- _TASK TO CARRY OUT_: Word for word, print each line of the listing below; pictures stay out.

(Records about charts and figures)
========

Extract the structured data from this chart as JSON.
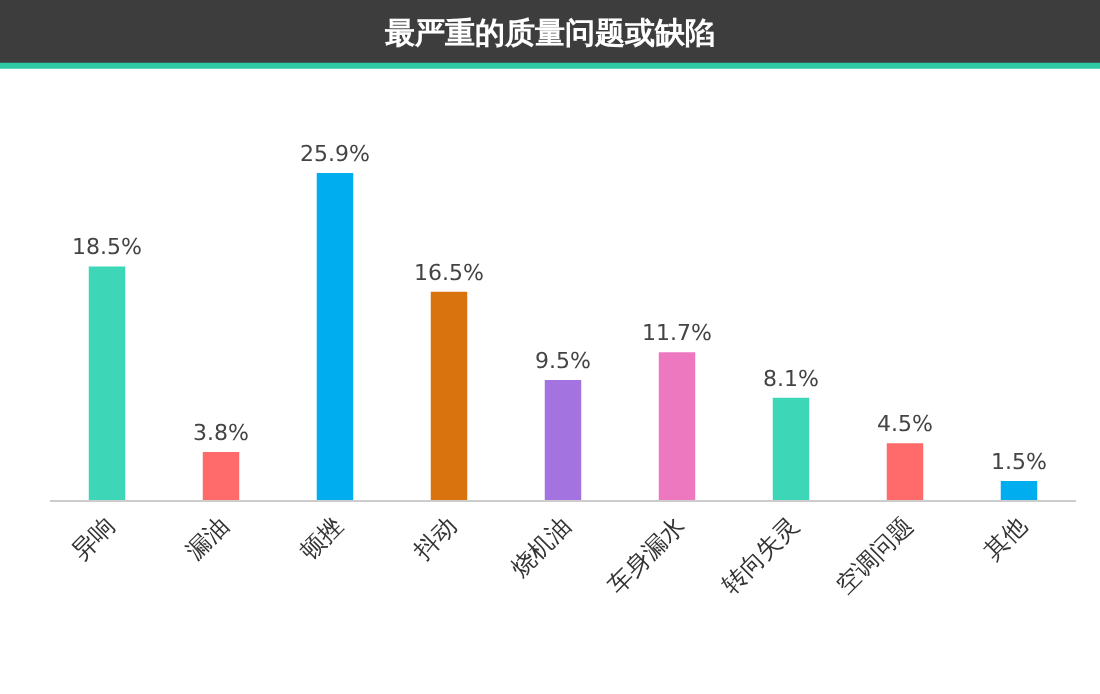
{
  "chart_data": {
    "type": "bar",
    "title": "最严重的质量问题或缺陷",
    "categories": [
      "异响",
      "漏油",
      "顿挫",
      "抖动",
      "烧机油",
      "车身漏水",
      "转向失灵",
      "空调问题",
      "其他"
    ],
    "values": [
      18.5,
      3.8,
      25.9,
      16.5,
      9.5,
      11.7,
      8.1,
      4.5,
      1.5
    ],
    "value_labels": [
      "18.5%",
      "3.8%",
      "25.9%",
      "16.5%",
      "9.5%",
      "11.7%",
      "8.1%",
      "4.5%",
      "1.5%"
    ],
    "colors": [
      "#3dd6b6",
      "#ff6b6b",
      "#00aeef",
      "#d9730d",
      "#a374e0",
      "#ee78c0",
      "#3dd6b6",
      "#ff6b6b",
      "#00aeef"
    ],
    "legend": false
  }
}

========

- _TASK RESULT_:
Extract the structured data from this chart as JSON.
{
  "chart_data": {
    "type": "bar",
    "title": "最严重的质量问题或缺陷",
    "categories": [
      "异响",
      "漏油",
      "顿挫",
      "抖动",
      "烧机油",
      "车身漏水",
      "转向失灵",
      "空调问题",
      "其他"
    ],
    "values": [
      18.5,
      3.8,
      25.9,
      16.5,
      9.5,
      11.7,
      8.1,
      4.5,
      1.5
    ],
    "value_labels": [
      "18.5%",
      "3.8%",
      "25.9%",
      "16.5%",
      "9.5%",
      "11.7%",
      "8.1%",
      "4.5%",
      "1.5%"
    ],
    "colors": [
      "#3dd6b6",
      "#ff6b6b",
      "#00aeef",
      "#d9730d",
      "#a374e0",
      "#ee78c0",
      "#3dd6b6",
      "#ff6b6b",
      "#00aeef"
    ],
    "legend": false
  }
}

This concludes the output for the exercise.